WHAT YOU HAVE TO DO:
Output every line of the material exactly, omitting images.

DATA EXCERPTS:
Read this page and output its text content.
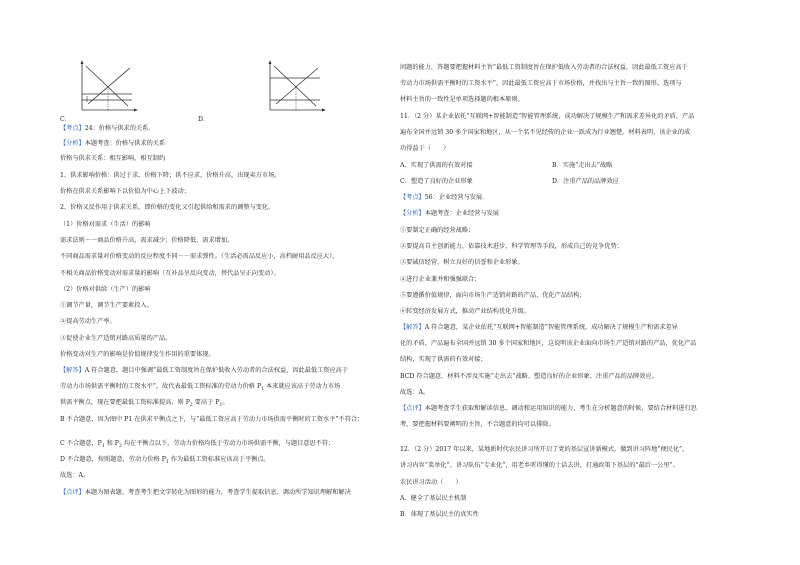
C．	D．
【考点】24：价格与供求的关系．
【分析】本题考查：价格与供求的关系
价格与供求关系：相互影响，相互制约
1、供求影响价格：供过于求，价格下降；供不应求，价格升高，出现卖方市场。
价格在供求关系影响下以价值为中心上下波动；
2、价格又反作用于供求关系，即价格的变化又引起供给和需求的调整与变化。
（1）价格对需求（生活）的影响
需求法则－一商品价格升高，需求减少；价格降低，需求增加。
不同商品需求量对价格变动的反应程度不同－－需求弹性。（生活必需品反应小，高档耐用品反应大）。
不相关商品价格变动对需求量的影响（互补品呈反向变动，替代品呈正向变动）。
（2）价格对供给（生产）的影响
①调节产量，调节生产要素投入。
②提高劳动生产率。
③促使企业生产适销对路高质量的产品。
价格变动对生产的影响是价值规律发生作用的重要体现。
【解答】A 符合题意，题目中强调“最低工资制度旨在保护低收入劳动者的合法权益，因此最低工资应高于
劳动力市场供需平衡时的工资水平”，故代表最低工资标准的劳动力价格 $P_1$ 本来就应该高于劳动力市场
供需平衡点，现在要把最低工资标准提高，则 $P_2$ 要高于 $P_1$。
B 不合题意，因为图中 P1 在供求平衡点之下，与“最低工资应高于劳动力市场供需平衡时的工资水平”不符合；
C 不合题意，$P_1$ 和 $P_2$ 均在平衡点以下，劳动力价格均低于劳动力市场供需平衡，与题目意思不符；
D 不合题意，按照题意，劳动力价格 $P_1$ 作为最低工资标准应该高于平衡点。
故选：A。
【点评】本题为图表题，考查考生把文字转化为图形的能力，考查学生提取信息、调动所学知识理解和解决
问题的能力，答题要把握材料主旨“最低工资制度旨在保护低收入劳动者的合法权益，因此最低工资应高于
劳动力市场供需平衡时的工资水平”，因此最低工资应高于市场价格，并找出与主旨一致的图形。选项与
材料主旨的一致性是单项选择题的根本原则。
11．（2 分）某企业依托“互联网+智能制造”智能管理系统，成功解决了规模生产和需求差异化的矛盾，产品
遍布全国并远销 30 多个国家和地区，从一个名不见经传的企业一跃成为行业翘楚。材料表明，该企业的成
功得益于（　　）
A．实现了供需的有效对接	B．实施“走出去”战略
C．塑造了良好的企业形象	D．注重产品的品牌效应
【考点】56：企业经营与发展．
【分析】本题考查：企业经营与发展
①要制定正确的经营战略；
②要提高自主创新能力，依靠技术进步、科学管理等手段，形成自己的竞争优势；
③要诚信经营，树立良好的信誉和企业形象。
④进行企业兼并和强强联合；
⑤要遵循价值规律，面向市场生产适销对路的产品，优化产品结构；
⑥转变经济发展方式，推动产业结构优化升级。
【解答】A 符合题意，某企业依托“互联网+智能制造”智能管理系统，成功解决了规模生产和需求差异
化的矛盾，产品遍布全国并远销 30 多个国家和地区，这说明该企业面向市场生产适销对路的产品，优化产品
结构，实现了供需的有效对接；
BCD 符合题意，材料不涉及实施“走出去”战略、塑造良好的企业形象、注重产品的品牌效应。
故选：A。
【点评】本题考查学生获取和解读信息、调动和运用知识的能力，考生在分析题意的时候，要结合材料进行思
考，要把握材料要阐明的主旨，不合题意的均可以排除。
12．（2 分）2017 年以来，某地新时代农民讲习所开启了党的基层宣讲新模式，做到讲习阵地“便民化”、
讲习内容“菜单化”、讲习队伍“专业化”，用老乡听得懂的土话去讲，打通政策下基层的“最后一公里”。
农民讲习活动（　　）
A．健全了基层民主机制
B．体现了基层民主的真实性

RESULT OF THE TASK:
Read this page and output its text content.
C．	D．
【考点】24：价格与供求的关系．
【分析】本题考查：价格与供求的关系
价格与供求关系：相互影响，相互制约
1、供求影响价格：供过于求，价格下降；供不应求，价格升高，出现卖方市场。
价格在供求关系影响下以价值为中心上下波动；
2、价格又反作用于供求关系，即价格的变化又引起供给和需求的调整与变化。
（1）价格对需求（生活）的影响
需求法则－一商品价格升高，需求减少；价格降低，需求增加。
不同商品需求量对价格变动的反应程度不同－－需求弹性。（生活必需品反应小，高档耐用品反应大）。
不相关商品价格变动对需求量的影响（互补品呈反向变动，替代品呈正向变动）。
（2）价格对供给（生产）的影响
①调节产量，调节生产要素投入。
②提高劳动生产率。
③促使企业生产适销对路高质量的产品。
价格变动对生产的影响是价值规律发生作用的重要体现。
【解答】A 符合题意，题目中强调“最低工资制度旨在保护低收入劳动者的合法权益，因此最低工资应高于
劳动力市场供需平衡时的工资水平”，故代表最低工资标准的劳动力价格 $P_1$ 本来就应该高于劳动力市场
供需平衡点，现在要把最低工资标准提高，则 $P_2$ 要高于 $P_1$。
B 不合题意，因为图中 P1 在供求平衡点之下，与“最低工资应高于劳动力市场供需平衡时的工资水平”不符合；
C 不合题意，$P_1$ 和 $P_2$ 均在平衡点以下，劳动力价格均低于劳动力市场供需平衡，与题目意思不符；
D 不合题意，按照题意，劳动力价格 $P_1$ 作为最低工资标准应该高于平衡点。
故选：A。
【点评】本题为图表题，考查考生把文字转化为图形的能力，考查学生提取信息、调动所学知识理解和解决
问题的能力，答题要把握材料主旨“最低工资制度旨在保护低收入劳动者的合法权益，因此最低工资应高于
劳动力市场供需平衡时的工资水平”，因此最低工资应高于市场价格，并找出与主旨一致的图形。选项与
材料主旨的一致性是单项选择题的根本原则。
11．（2 分）某企业依托“互联网+智能制造”智能管理系统，成功解决了规模生产和需求差异化的矛盾，产品
遍布全国并远销 30 多个国家和地区，从一个名不见经传的企业一跃成为行业翘楚。材料表明，该企业的成
功得益于（　　）
A．实现了供需的有效对接	B．实施“走出去”战略
C．塑造了良好的企业形象	D．注重产品的品牌效应
【考点】56：企业经营与发展．
【分析】本题考查：企业经营与发展
①要制定正确的经营战略；
②要提高自主创新能力，依靠技术进步、科学管理等手段，形成自己的竞争优势；
③要诚信经营，树立良好的信誉和企业形象。
④进行企业兼并和强强联合；
⑤要遵循价值规律，面向市场生产适销对路的产品，优化产品结构；
⑥转变经济发展方式，推动产业结构优化升级。
【解答】A 符合题意，某企业依托“互联网+智能制造”智能管理系统，成功解决了规模生产和需求差异
化的矛盾，产品遍布全国并远销 30 多个国家和地区，这说明该企业面向市场生产适销对路的产品，优化产品
结构，实现了供需的有效对接；
BCD 符合题意，材料不涉及实施“走出去”战略、塑造良好的企业形象、注重产品的品牌效应。
故选：A。
【点评】本题考查学生获取和解读信息、调动和运用知识的能力，考生在分析题意的时候，要结合材料进行思
考，要把握材料要阐明的主旨，不合题意的均可以排除。
12．（2 分）2017 年以来，某地新时代农民讲习所开启了党的基层宣讲新模式，做到讲习阵地“便民化”、
讲习内容“菜单化”、讲习队伍“专业化”，用老乡听得懂的土话去讲，打通政策下基层的“最后一公里”。
农民讲习活动（　　）
A．健全了基层民主机制
B．体现了基层民主的真实性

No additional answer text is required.